Begin INFORMATION SUPPLIED

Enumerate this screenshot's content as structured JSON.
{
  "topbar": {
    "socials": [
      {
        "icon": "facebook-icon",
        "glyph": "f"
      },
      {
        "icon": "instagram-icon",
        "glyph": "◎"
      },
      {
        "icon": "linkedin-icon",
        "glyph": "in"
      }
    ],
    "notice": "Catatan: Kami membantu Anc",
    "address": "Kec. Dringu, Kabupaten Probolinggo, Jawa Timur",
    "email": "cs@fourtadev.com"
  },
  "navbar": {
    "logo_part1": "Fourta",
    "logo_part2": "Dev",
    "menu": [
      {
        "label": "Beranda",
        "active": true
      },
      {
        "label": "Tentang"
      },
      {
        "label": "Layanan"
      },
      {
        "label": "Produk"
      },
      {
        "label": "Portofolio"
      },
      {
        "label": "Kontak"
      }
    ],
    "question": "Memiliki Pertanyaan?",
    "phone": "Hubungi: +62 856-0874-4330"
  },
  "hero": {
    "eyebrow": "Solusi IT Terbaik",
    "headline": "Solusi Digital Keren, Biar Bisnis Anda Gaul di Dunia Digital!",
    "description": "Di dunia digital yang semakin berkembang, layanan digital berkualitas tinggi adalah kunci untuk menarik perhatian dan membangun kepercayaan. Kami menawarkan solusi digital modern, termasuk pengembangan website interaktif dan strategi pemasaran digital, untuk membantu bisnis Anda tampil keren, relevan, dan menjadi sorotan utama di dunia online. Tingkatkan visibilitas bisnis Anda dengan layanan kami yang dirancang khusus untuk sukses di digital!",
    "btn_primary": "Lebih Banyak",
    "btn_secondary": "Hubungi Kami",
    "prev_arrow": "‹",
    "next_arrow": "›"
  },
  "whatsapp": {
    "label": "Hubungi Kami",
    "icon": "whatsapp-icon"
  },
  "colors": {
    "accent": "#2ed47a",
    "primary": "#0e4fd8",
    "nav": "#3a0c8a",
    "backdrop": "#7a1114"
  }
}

End INFORMATION SUPPLIED

WHAT YOU NEED TO DO:
Return all of the entries exactly as written.

OUTPUT BELOW:
Enumerate this screenshot's content as structured JSON.
{
  "topbar": {
    "socials": [
      {
        "icon": "facebook-icon",
        "glyph": "f"
      },
      {
        "icon": "instagram-icon",
        "glyph": "◎"
      },
      {
        "icon": "linkedin-icon",
        "glyph": "in"
      }
    ],
    "notice": "Catatan: Kami membantu Anc",
    "address": "Kec. Dringu, Kabupaten Probolinggo, Jawa Timur",
    "email": "cs@fourtadev.com"
  },
  "navbar": {
    "logo_part1": "Fourta",
    "logo_part2": "Dev",
    "menu": [
      {
        "label": "Beranda",
        "active": true
      },
      {
        "label": "Tentang"
      },
      {
        "label": "Layanan"
      },
      {
        "label": "Produk"
      },
      {
        "label": "Portofolio"
      },
      {
        "label": "Kontak"
      }
    ],
    "question": "Memiliki Pertanyaan?",
    "phone": "Hubungi: +62 856-0874-4330"
  },
  "hero": {
    "eyebrow": "Solusi IT Terbaik",
    "headline": "Solusi Digital Keren, Biar Bisnis Anda Gaul di Dunia Digital!",
    "description": "Di dunia digital yang semakin berkembang, layanan digital berkualitas tinggi adalah kunci untuk menarik perhatian dan membangun kepercayaan. Kami menawarkan solusi digital modern, termasuk pengembangan website interaktif dan strategi pemasaran digital, untuk membantu bisnis Anda tampil keren, relevan, dan menjadi sorotan utama di dunia online. Tingkatkan visibilitas bisnis Anda dengan layanan kami yang dirancang khusus untuk sukses di digital!",
    "btn_primary": "Lebih Banyak",
    "btn_secondary": "Hubungi Kami",
    "prev_arrow": "‹",
    "next_arrow": "›"
  },
  "whatsapp": {
    "label": "Hubungi Kami",
    "icon": "whatsapp-icon"
  },
  "colors": {
    "accent": "#2ed47a",
    "primary": "#0e4fd8",
    "nav": "#3a0c8a",
    "backdrop": "#7a1114"
  }
}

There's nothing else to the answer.